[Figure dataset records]
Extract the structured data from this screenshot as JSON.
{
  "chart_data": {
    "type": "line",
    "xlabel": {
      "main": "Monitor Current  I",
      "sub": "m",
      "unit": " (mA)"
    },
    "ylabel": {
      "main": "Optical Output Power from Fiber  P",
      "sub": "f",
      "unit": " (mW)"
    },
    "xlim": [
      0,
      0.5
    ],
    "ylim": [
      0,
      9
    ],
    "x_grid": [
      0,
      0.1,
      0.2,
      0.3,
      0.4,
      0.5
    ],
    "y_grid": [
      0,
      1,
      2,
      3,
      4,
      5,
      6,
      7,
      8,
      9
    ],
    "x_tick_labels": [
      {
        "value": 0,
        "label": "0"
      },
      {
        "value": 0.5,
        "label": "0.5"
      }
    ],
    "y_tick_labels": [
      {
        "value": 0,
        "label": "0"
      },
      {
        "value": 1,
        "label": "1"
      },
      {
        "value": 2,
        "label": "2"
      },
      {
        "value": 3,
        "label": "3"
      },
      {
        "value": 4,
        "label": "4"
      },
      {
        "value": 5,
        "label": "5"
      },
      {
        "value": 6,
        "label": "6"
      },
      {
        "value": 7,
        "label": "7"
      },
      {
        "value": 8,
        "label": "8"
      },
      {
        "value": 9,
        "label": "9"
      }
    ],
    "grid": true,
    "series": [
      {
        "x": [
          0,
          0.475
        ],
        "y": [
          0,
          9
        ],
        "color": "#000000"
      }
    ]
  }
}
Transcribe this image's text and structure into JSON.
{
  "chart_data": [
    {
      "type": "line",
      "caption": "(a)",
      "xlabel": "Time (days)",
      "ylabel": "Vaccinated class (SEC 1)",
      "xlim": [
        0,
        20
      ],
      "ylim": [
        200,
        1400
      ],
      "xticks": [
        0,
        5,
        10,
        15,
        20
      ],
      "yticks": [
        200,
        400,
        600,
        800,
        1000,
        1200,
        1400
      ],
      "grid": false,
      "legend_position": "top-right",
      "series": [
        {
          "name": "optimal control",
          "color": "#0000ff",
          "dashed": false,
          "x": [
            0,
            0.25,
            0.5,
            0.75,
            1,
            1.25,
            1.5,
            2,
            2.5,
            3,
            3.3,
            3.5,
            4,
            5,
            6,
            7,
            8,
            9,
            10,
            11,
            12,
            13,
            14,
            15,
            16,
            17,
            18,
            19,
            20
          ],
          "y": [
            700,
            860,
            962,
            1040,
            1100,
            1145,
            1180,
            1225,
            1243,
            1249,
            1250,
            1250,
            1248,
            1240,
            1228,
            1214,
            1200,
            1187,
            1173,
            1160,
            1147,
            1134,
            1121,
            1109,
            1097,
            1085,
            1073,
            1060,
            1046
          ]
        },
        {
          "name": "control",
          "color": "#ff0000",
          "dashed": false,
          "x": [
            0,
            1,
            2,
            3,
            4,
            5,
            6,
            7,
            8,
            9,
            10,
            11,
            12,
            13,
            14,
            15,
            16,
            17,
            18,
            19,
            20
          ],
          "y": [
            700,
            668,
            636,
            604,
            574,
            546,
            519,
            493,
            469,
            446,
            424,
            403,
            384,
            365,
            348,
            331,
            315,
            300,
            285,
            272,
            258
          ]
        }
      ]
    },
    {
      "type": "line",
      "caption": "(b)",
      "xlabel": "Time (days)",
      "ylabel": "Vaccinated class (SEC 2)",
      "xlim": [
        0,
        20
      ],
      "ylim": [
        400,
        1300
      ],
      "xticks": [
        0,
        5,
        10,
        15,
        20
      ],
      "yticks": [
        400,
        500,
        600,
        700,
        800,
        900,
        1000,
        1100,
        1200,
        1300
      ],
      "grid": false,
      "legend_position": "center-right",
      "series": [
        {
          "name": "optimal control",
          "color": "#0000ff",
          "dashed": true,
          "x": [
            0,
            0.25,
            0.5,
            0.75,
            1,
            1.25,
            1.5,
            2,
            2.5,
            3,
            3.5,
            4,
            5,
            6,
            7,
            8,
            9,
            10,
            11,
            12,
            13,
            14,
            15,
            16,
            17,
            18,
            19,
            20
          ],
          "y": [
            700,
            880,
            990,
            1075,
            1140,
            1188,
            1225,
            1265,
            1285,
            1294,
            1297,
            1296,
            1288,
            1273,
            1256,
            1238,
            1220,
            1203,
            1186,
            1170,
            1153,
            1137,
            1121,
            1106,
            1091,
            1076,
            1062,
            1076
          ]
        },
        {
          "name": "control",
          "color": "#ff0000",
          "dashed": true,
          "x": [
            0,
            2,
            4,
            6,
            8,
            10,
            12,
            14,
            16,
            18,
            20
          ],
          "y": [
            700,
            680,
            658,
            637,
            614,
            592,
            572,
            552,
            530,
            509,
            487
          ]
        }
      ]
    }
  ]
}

__Job__. Copy every record above exactly as it appears.

__Solution for this exercise__.
Extract the structured data from this screenshot as JSON.
{
  "chart_data": {
    "type": "line",
    "xlabel": {
      "main": "Monitor Current  I",
      "sub": "m",
      "unit": " (mA)"
    },
    "ylabel": {
      "main": "Optical Output Power from Fiber  P",
      "sub": "f",
      "unit": " (mW)"
    },
    "xlim": [
      0,
      0.5
    ],
    "ylim": [
      0,
      9
    ],
    "x_grid": [
      0,
      0.1,
      0.2,
      0.3,
      0.4,
      0.5
    ],
    "y_grid": [
      0,
      1,
      2,
      3,
      4,
      5,
      6,
      7,
      8,
      9
    ],
    "x_tick_labels": [
      {
        "value": 0,
        "label": "0"
      },
      {
        "value": 0.5,
        "label": "0.5"
      }
    ],
    "y_tick_labels": [
      {
        "value": 0,
        "label": "0"
      },
      {
        "value": 1,
        "label": "1"
      },
      {
        "value": 2,
        "label": "2"
      },
      {
        "value": 3,
        "label": "3"
      },
      {
        "value": 4,
        "label": "4"
      },
      {
        "value": 5,
        "label": "5"
      },
      {
        "value": 6,
        "label": "6"
      },
      {
        "value": 7,
        "label": "7"
      },
      {
        "value": 8,
        "label": "8"
      },
      {
        "value": 9,
        "label": "9"
      }
    ],
    "grid": true,
    "series": [
      {
        "x": [
          0,
          0.475
        ],
        "y": [
          0,
          9
        ],
        "color": "#000000"
      }
    ]
  }
}
Transcribe this image's text and structure into JSON.
{
  "chart_data": [
    {
      "type": "line",
      "caption": "(a)",
      "xlabel": "Time (days)",
      "ylabel": "Vaccinated class (SEC 1)",
      "xlim": [
        0,
        20
      ],
      "ylim": [
        200,
        1400
      ],
      "xticks": [
        0,
        5,
        10,
        15,
        20
      ],
      "yticks": [
        200,
        400,
        600,
        800,
        1000,
        1200,
        1400
      ],
      "grid": false,
      "legend_position": "top-right",
      "series": [
        {
          "name": "optimal control",
          "color": "#0000ff",
          "dashed": false,
          "x": [
            0,
            0.25,
            0.5,
            0.75,
            1,
            1.25,
            1.5,
            2,
            2.5,
            3,
            3.3,
            3.5,
            4,
            5,
            6,
            7,
            8,
            9,
            10,
            11,
            12,
            13,
            14,
            15,
            16,
            17,
            18,
            19,
            20
          ],
          "y": [
            700,
            860,
            962,
            1040,
            1100,
            1145,
            1180,
            1225,
            1243,
            1249,
            1250,
            1250,
            1248,
            1240,
            1228,
            1214,
            1200,
            1187,
            1173,
            1160,
            1147,
            1134,
            1121,
            1109,
            1097,
            1085,
            1073,
            1060,
            1046
          ]
        },
        {
          "name": "control",
          "color": "#ff0000",
          "dashed": false,
          "x": [
            0,
            1,
            2,
            3,
            4,
            5,
            6,
            7,
            8,
            9,
            10,
            11,
            12,
            13,
            14,
            15,
            16,
            17,
            18,
            19,
            20
          ],
          "y": [
            700,
            668,
            636,
            604,
            574,
            546,
            519,
            493,
            469,
            446,
            424,
            403,
            384,
            365,
            348,
            331,
            315,
            300,
            285,
            272,
            258
          ]
        }
      ]
    },
    {
      "type": "line",
      "caption": "(b)",
      "xlabel": "Time (days)",
      "ylabel": "Vaccinated class (SEC 2)",
      "xlim": [
        0,
        20
      ],
      "ylim": [
        400,
        1300
      ],
      "xticks": [
        0,
        5,
        10,
        15,
        20
      ],
      "yticks": [
        400,
        500,
        600,
        700,
        800,
        900,
        1000,
        1100,
        1200,
        1300
      ],
      "grid": false,
      "legend_position": "center-right",
      "series": [
        {
          "name": "optimal control",
          "color": "#0000ff",
          "dashed": true,
          "x": [
            0,
            0.25,
            0.5,
            0.75,
            1,
            1.25,
            1.5,
            2,
            2.5,
            3,
            3.5,
            4,
            5,
            6,
            7,
            8,
            9,
            10,
            11,
            12,
            13,
            14,
            15,
            16,
            17,
            18,
            19,
            20
          ],
          "y": [
            700,
            880,
            990,
            1075,
            1140,
            1188,
            1225,
            1265,
            1285,
            1294,
            1297,
            1296,
            1288,
            1273,
            1256,
            1238,
            1220,
            1203,
            1186,
            1170,
            1153,
            1137,
            1121,
            1106,
            1091,
            1076,
            1062,
            1076
          ]
        },
        {
          "name": "control",
          "color": "#ff0000",
          "dashed": true,
          "x": [
            0,
            2,
            4,
            6,
            8,
            10,
            12,
            14,
            16,
            18,
            20
          ],
          "y": [
            700,
            680,
            658,
            637,
            614,
            592,
            572,
            552,
            530,
            509,
            487
          ]
        }
      ]
    }
  ]
}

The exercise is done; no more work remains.